>> start Supplied material
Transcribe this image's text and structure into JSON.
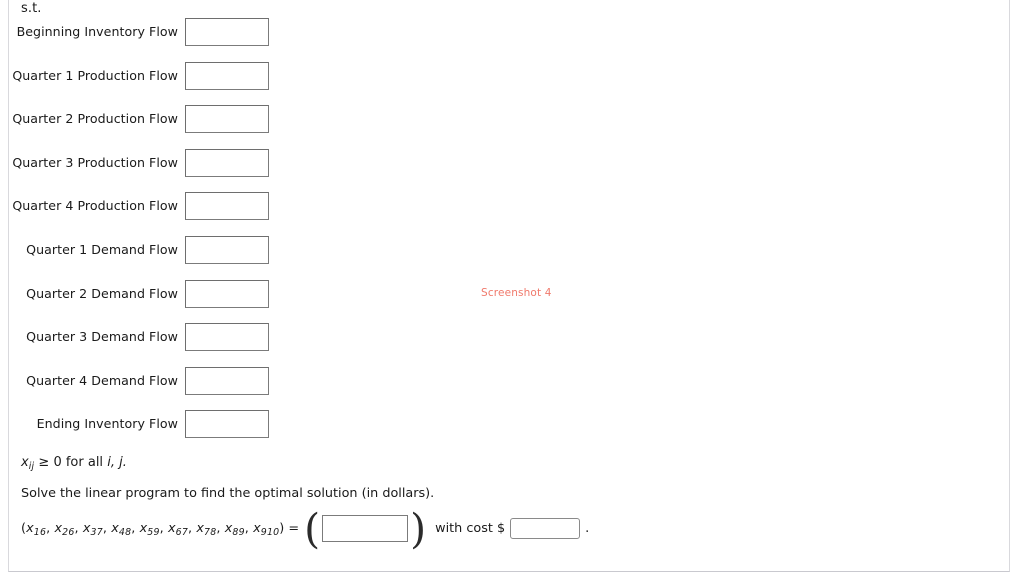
{
  "document": {
    "subject_to_label": "s.t.",
    "nonnegativity": {
      "variable": "x",
      "subscript": "ij",
      "relation": "≥ 0 for all",
      "indices": "i, j."
    },
    "instruction": "Solve the linear program to find the optimal solution (in dollars).",
    "answer": {
      "open_paren": "(",
      "variables": [
        {
          "base": "x",
          "sub": "16"
        },
        {
          "base": "x",
          "sub": "26"
        },
        {
          "base": "x",
          "sub": "37"
        },
        {
          "base": "x",
          "sub": "48"
        },
        {
          "base": "x",
          "sub": "59"
        },
        {
          "base": "x",
          "sub": "67"
        },
        {
          "base": "x",
          "sub": "78"
        },
        {
          "base": "x",
          "sub": "89"
        },
        {
          "base": "x",
          "sub": "910"
        }
      ],
      "close_paren": ")",
      "equals": "=",
      "tuple_value": "",
      "tuple_placeholder": "",
      "with_cost_label": "with cost $",
      "cost_value": "",
      "cost_placeholder": "",
      "period": "."
    }
  },
  "constraints": [
    {
      "label": "Beginning Inventory Flow",
      "value": "",
      "placeholder": ""
    },
    {
      "label": "Quarter 1 Production Flow",
      "value": "",
      "placeholder": ""
    },
    {
      "label": "Quarter 2 Production Flow",
      "value": "",
      "placeholder": ""
    },
    {
      "label": "Quarter 3 Production Flow",
      "value": "",
      "placeholder": ""
    },
    {
      "label": "Quarter 4 Production Flow",
      "value": "",
      "placeholder": ""
    },
    {
      "label": "Quarter 1 Demand Flow",
      "value": "",
      "placeholder": ""
    },
    {
      "label": "Quarter 2 Demand Flow",
      "value": "",
      "placeholder": ""
    },
    {
      "label": "Quarter 3 Demand Flow",
      "value": "",
      "placeholder": ""
    },
    {
      "label": "Quarter 4 Demand Flow",
      "value": "",
      "placeholder": ""
    },
    {
      "label": "Ending Inventory Flow",
      "value": "",
      "placeholder": ""
    }
  ],
  "watermark": {
    "text": "Screenshot 4",
    "color": "#f0796b"
  },
  "colors": {
    "text": "#1a1a1a",
    "input_border": "#7b7b7b",
    "panel_border": "#d9d9dd",
    "background": "#ffffff"
  }
}
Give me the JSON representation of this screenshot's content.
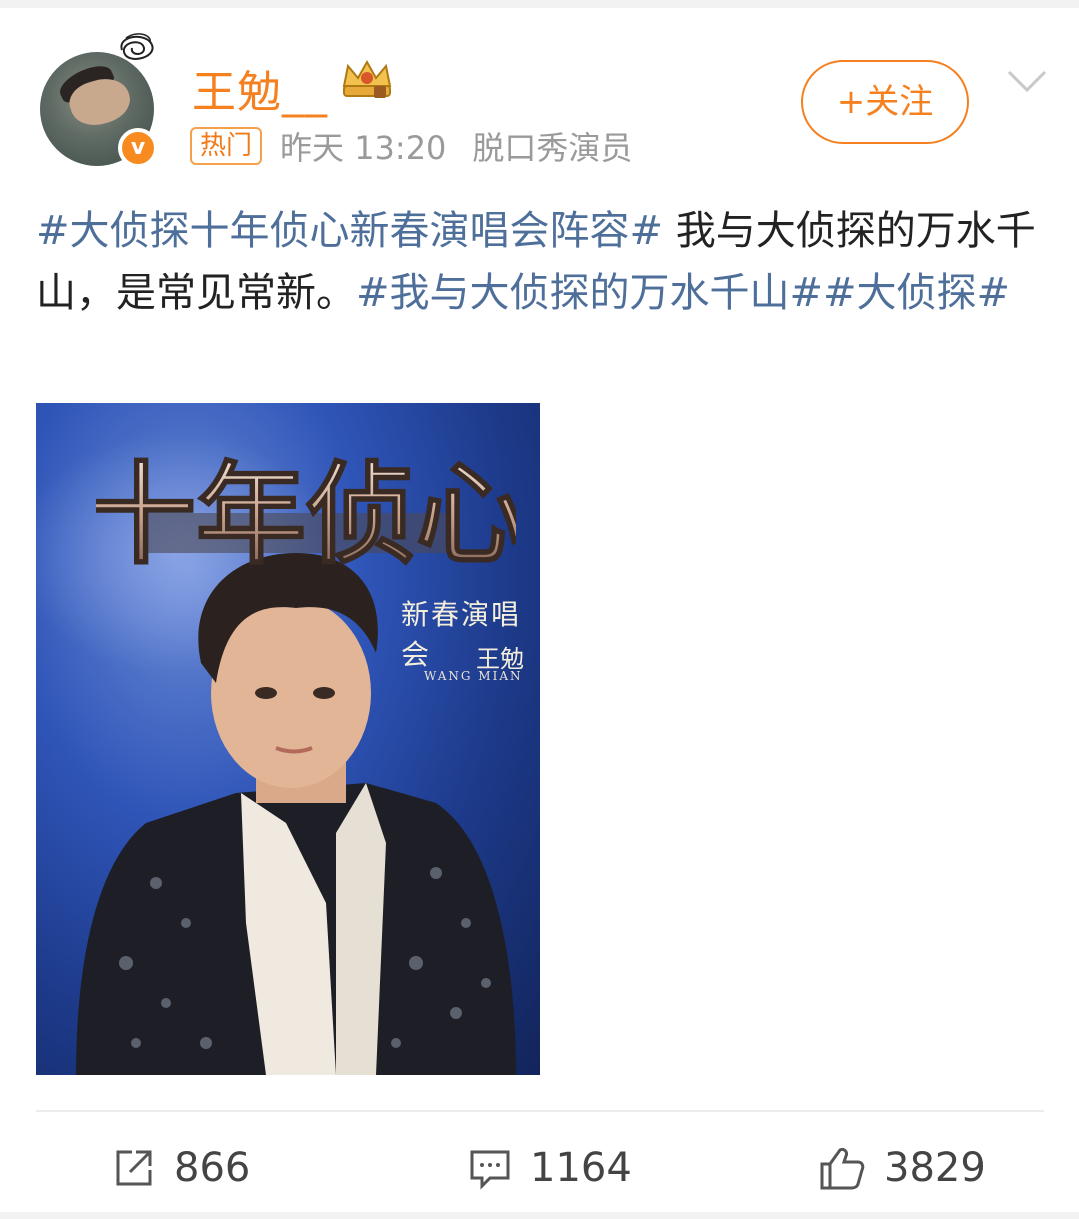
{
  "user": {
    "name": "王勉__",
    "hot_tag": "热门",
    "time": "昨天 13:20",
    "role": "脱口秀演员"
  },
  "follow": {
    "label": "+关注"
  },
  "post": {
    "topic1": "#大侦探十年侦心新春演唱会阵容#",
    "text1": " 我与大侦探的万水千山，是常见常新。",
    "topic2": "#我与大侦探的万水千山##大侦探#"
  },
  "poster": {
    "title": "十年侦心",
    "subtitle": "新春演唱会",
    "name": "王勉",
    "name_en": "WANG MIAN"
  },
  "actions": {
    "repost_count": "866",
    "comment_count": "1164",
    "like_count": "3829"
  },
  "colors": {
    "accent": "#f5801f",
    "topic": "#4f6f9b"
  }
}
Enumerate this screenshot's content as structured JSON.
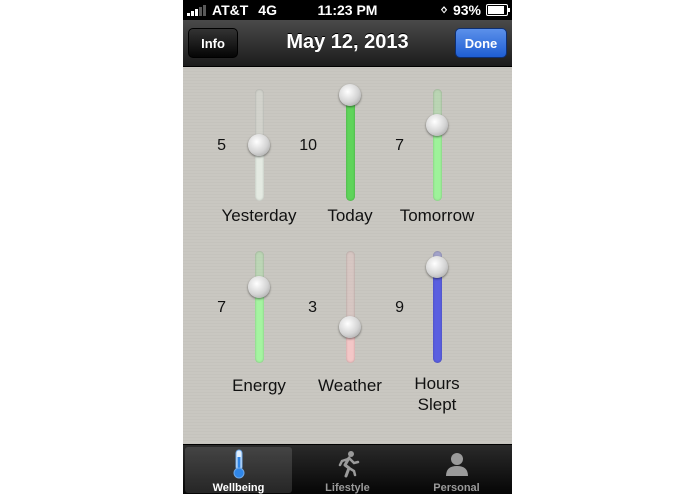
{
  "status_bar": {
    "carrier": "AT&T",
    "network": "4G",
    "time": "11:23 PM",
    "battery": "93%"
  },
  "nav": {
    "title": "May 12, 2013",
    "info_label": "Info",
    "done_label": "Done"
  },
  "sliders": [
    {
      "label": "Yesterday",
      "value": "5",
      "level": 0.5,
      "color": "#e4eae2"
    },
    {
      "label": "Today",
      "value": "10",
      "level": 1.0,
      "color": "#5fd45a"
    },
    {
      "label": "Tomorrow",
      "value": "7",
      "level": 0.7,
      "color": "#9ef29a"
    },
    {
      "label": "Energy",
      "value": "7",
      "level": 0.7,
      "color": "#a5f4a1"
    },
    {
      "label": "Weather",
      "value": "3",
      "level": 0.3,
      "color": "#f3c6c6"
    },
    {
      "label": "Hours\nSlept",
      "value": "9",
      "level": 0.9,
      "color": "#5a5fe0"
    }
  ],
  "tabs": [
    {
      "label": "Wellbeing",
      "icon": "thermometer-icon",
      "active": true
    },
    {
      "label": "Lifestyle",
      "icon": "running-figure-icon",
      "active": false
    },
    {
      "label": "Personal",
      "icon": "person-icon",
      "active": false
    }
  ]
}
>> end Supplied material
What you will do: Reproduce the listing exactly. Leave its pictures out.

Result for this exercise:
Transcribe this image's text and structure into JSON.
{
  "document": {
    "subject_to_label": "s.t.",
    "nonnegativity": {
      "variable": "x",
      "subscript": "ij",
      "relation": "≥ 0 for all",
      "indices": "i, j."
    },
    "instruction": "Solve the linear program to find the optimal solution (in dollars).",
    "answer": {
      "open_paren": "(",
      "variables": [
        {
          "base": "x",
          "sub": "16"
        },
        {
          "base": "x",
          "sub": "26"
        },
        {
          "base": "x",
          "sub": "37"
        },
        {
          "base": "x",
          "sub": "48"
        },
        {
          "base": "x",
          "sub": "59"
        },
        {
          "base": "x",
          "sub": "67"
        },
        {
          "base": "x",
          "sub": "78"
        },
        {
          "base": "x",
          "sub": "89"
        },
        {
          "base": "x",
          "sub": "910"
        }
      ],
      "close_paren": ")",
      "equals": "=",
      "tuple_value": "",
      "tuple_placeholder": "",
      "with_cost_label": "with cost $",
      "cost_value": "",
      "cost_placeholder": "",
      "period": "."
    }
  },
  "constraints": [
    {
      "label": "Beginning Inventory Flow",
      "value": "",
      "placeholder": ""
    },
    {
      "label": "Quarter 1 Production Flow",
      "value": "",
      "placeholder": ""
    },
    {
      "label": "Quarter 2 Production Flow",
      "value": "",
      "placeholder": ""
    },
    {
      "label": "Quarter 3 Production Flow",
      "value": "",
      "placeholder": ""
    },
    {
      "label": "Quarter 4 Production Flow",
      "value": "",
      "placeholder": ""
    },
    {
      "label": "Quarter 1 Demand Flow",
      "value": "",
      "placeholder": ""
    },
    {
      "label": "Quarter 2 Demand Flow",
      "value": "",
      "placeholder": ""
    },
    {
      "label": "Quarter 3 Demand Flow",
      "value": "",
      "placeholder": ""
    },
    {
      "label": "Quarter 4 Demand Flow",
      "value": "",
      "placeholder": ""
    },
    {
      "label": "Ending Inventory Flow",
      "value": "",
      "placeholder": ""
    }
  ],
  "watermark": {
    "text": "Screenshot 4",
    "color": "#f0796b"
  },
  "colors": {
    "text": "#1a1a1a",
    "input_border": "#7b7b7b",
    "panel_border": "#d9d9dd",
    "background": "#ffffff"
  }
}
Give me the JSON representation of this screenshot's content.
{
  "user": {
    "name": "王勉__",
    "hot_tag": "热门",
    "time": "昨天 13:20",
    "role": "脱口秀演员"
  },
  "follow": {
    "label": "+关注"
  },
  "post": {
    "topic1": "#大侦探十年侦心新春演唱会阵容#",
    "text1": " 我与大侦探的万水千山，是常见常新。",
    "topic2": "#我与大侦探的万水千山##大侦探#"
  },
  "poster": {
    "title": "十年侦心",
    "subtitle": "新春演唱会",
    "name": "王勉",
    "name_en": "WANG MIAN"
  },
  "actions": {
    "repost_count": "866",
    "comment_count": "1164",
    "like_count": "3829"
  },
  "colors": {
    "accent": "#f5801f",
    "topic": "#4f6f9b"
  }
}
Enumerate this screenshot's content as structured JSON.
{
  "status_bar": {
    "carrier": "AT&T",
    "network": "4G",
    "time": "11:23 PM",
    "battery": "93%"
  },
  "nav": {
    "title": "May 12, 2013",
    "info_label": "Info",
    "done_label": "Done"
  },
  "sliders": [
    {
      "label": "Yesterday",
      "value": "5",
      "level": 0.5,
      "color": "#e4eae2"
    },
    {
      "label": "Today",
      "value": "10",
      "level": 1.0,
      "color": "#5fd45a"
    },
    {
      "label": "Tomorrow",
      "value": "7",
      "level": 0.7,
      "color": "#9ef29a"
    },
    {
      "label": "Energy",
      "value": "7",
      "level": 0.7,
      "color": "#a5f4a1"
    },
    {
      "label": "Weather",
      "value": "3",
      "level": 0.3,
      "color": "#f3c6c6"
    },
    {
      "label": "Hours\nSlept",
      "value": "9",
      "level": 0.9,
      "color": "#5a5fe0"
    }
  ],
  "tabs": [
    {
      "label": "Wellbeing",
      "icon": "thermometer-icon",
      "active": true
    },
    {
      "label": "Lifestyle",
      "icon": "running-figure-icon",
      "active": false
    },
    {
      "label": "Personal",
      "icon": "person-icon",
      "active": false
    }
  ]
}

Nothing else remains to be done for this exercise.